## WORK INSTRUCTIONS
Gather every line that includes the word "должна", please.

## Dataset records
━━━━
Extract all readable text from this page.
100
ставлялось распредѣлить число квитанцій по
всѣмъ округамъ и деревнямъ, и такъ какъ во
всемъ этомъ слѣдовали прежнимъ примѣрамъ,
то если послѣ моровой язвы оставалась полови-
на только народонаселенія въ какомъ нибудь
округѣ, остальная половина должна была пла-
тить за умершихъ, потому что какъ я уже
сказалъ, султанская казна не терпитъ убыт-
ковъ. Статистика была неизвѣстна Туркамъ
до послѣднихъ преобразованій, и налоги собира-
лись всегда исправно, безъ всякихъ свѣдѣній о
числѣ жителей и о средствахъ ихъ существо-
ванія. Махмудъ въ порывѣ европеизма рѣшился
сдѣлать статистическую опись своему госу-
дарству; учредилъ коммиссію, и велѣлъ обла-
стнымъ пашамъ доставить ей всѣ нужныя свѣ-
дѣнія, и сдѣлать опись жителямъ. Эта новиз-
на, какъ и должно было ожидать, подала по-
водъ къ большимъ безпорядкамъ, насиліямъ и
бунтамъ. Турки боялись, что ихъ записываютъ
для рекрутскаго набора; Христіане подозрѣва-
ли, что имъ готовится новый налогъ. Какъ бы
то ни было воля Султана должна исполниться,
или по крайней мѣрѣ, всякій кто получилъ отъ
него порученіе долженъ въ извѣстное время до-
━━━━
## RESULT
округѣ, остальная половина должна была пла-
то ни было воля Султана должна исполниться,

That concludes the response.